* begin Extracted data *

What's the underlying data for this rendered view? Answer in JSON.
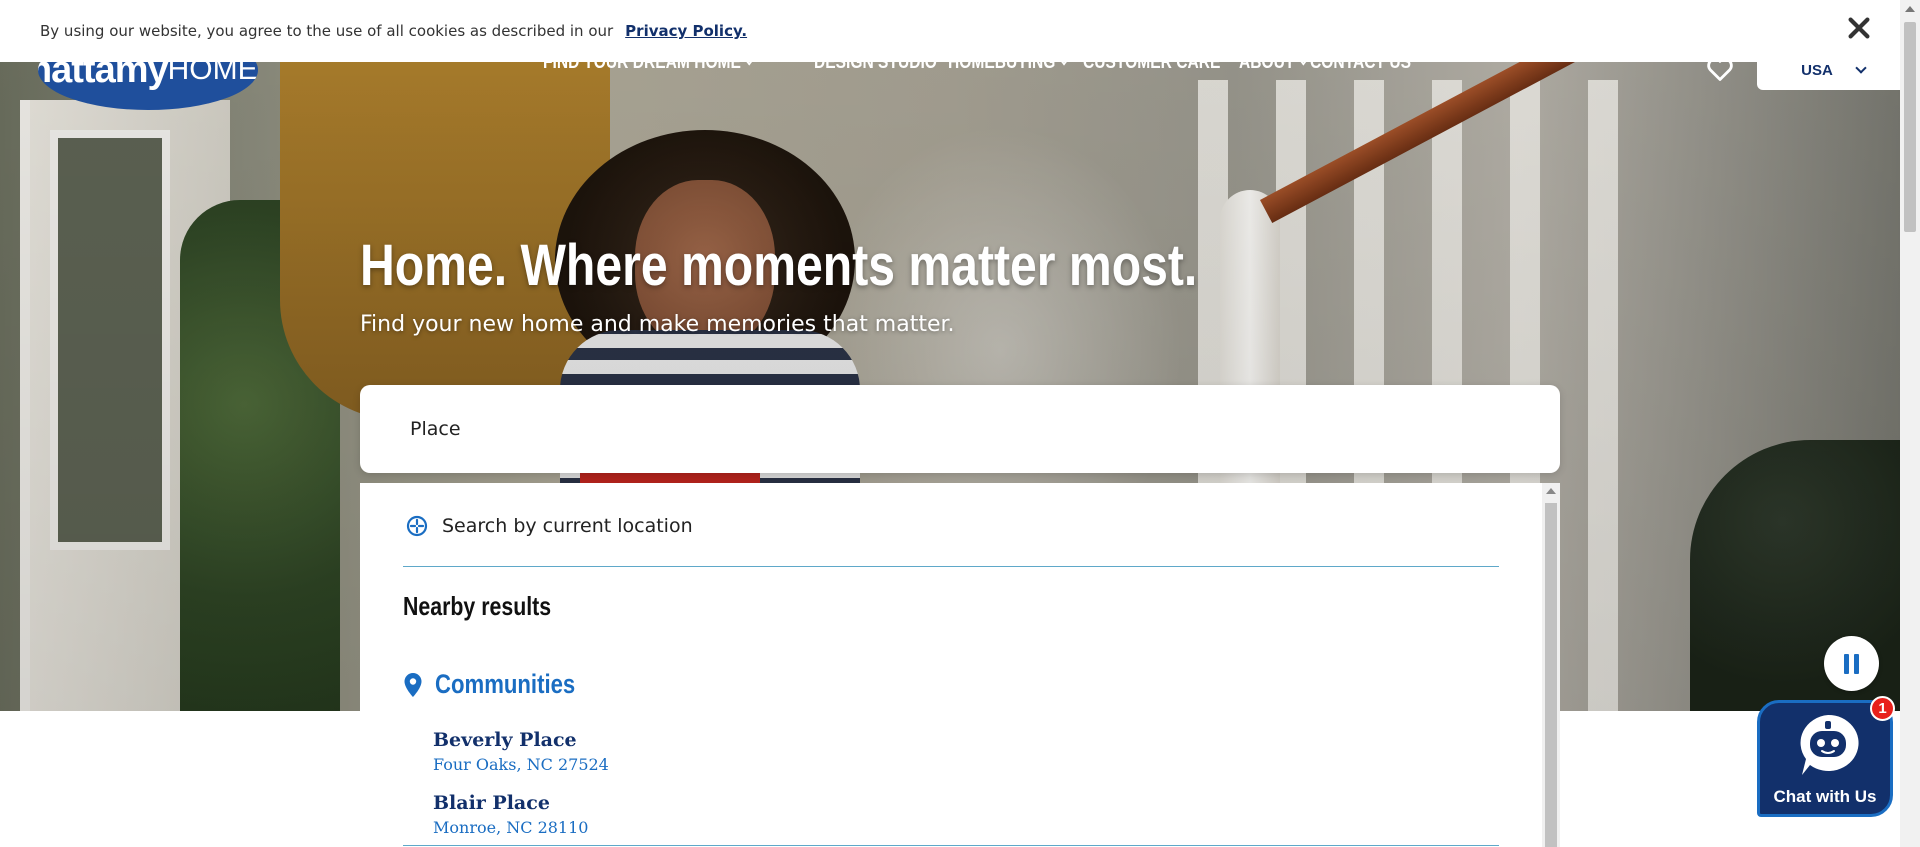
{
  "cookie_bar": {
    "message": "By using our website, you agree to the use of all cookies as described in our",
    "link_text": "Privacy Policy."
  },
  "header": {
    "logo_text_main": "mattamy",
    "logo_text_sub": "HOMES",
    "nav": [
      {
        "label": "FIND YOUR DREAM HOME",
        "has_dropdown": true
      },
      {
        "label": "DESIGN STUDIO",
        "has_dropdown": false
      },
      {
        "label": "HOMEBUYING",
        "has_dropdown": true
      },
      {
        "label": "CUSTOMER CARE",
        "has_dropdown": false
      },
      {
        "label": "ABOUT",
        "has_dropdown": true
      },
      {
        "label": "CONTACT US",
        "has_dropdown": false
      }
    ],
    "country": "USA"
  },
  "hero": {
    "title": "Home. Where moments matter most.",
    "subtitle": "Find your new home and make memories that matter."
  },
  "search": {
    "value": "Place"
  },
  "dropdown": {
    "current_location": "Search by current location",
    "nearby_heading": "Nearby results",
    "communities_heading": "Communities",
    "results": [
      {
        "name": "Beverly Place",
        "address": "Four Oaks, NC 27524"
      },
      {
        "name": "Blair Place",
        "address": "Monroe, NC 28110"
      }
    ]
  },
  "chat": {
    "label": "Chat with Us",
    "badge": "1"
  },
  "colors": {
    "brand_navy": "#12306b",
    "accent_blue": "#1a6dc2",
    "badge_red": "#e8201c",
    "divider": "#5fa8c9"
  }
}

* end Extracted data *

Problem statement: Whenever "results" turns up in a line, pick that line out.

Correct result:
    "nearby_heading": "Nearby results",
    "results": [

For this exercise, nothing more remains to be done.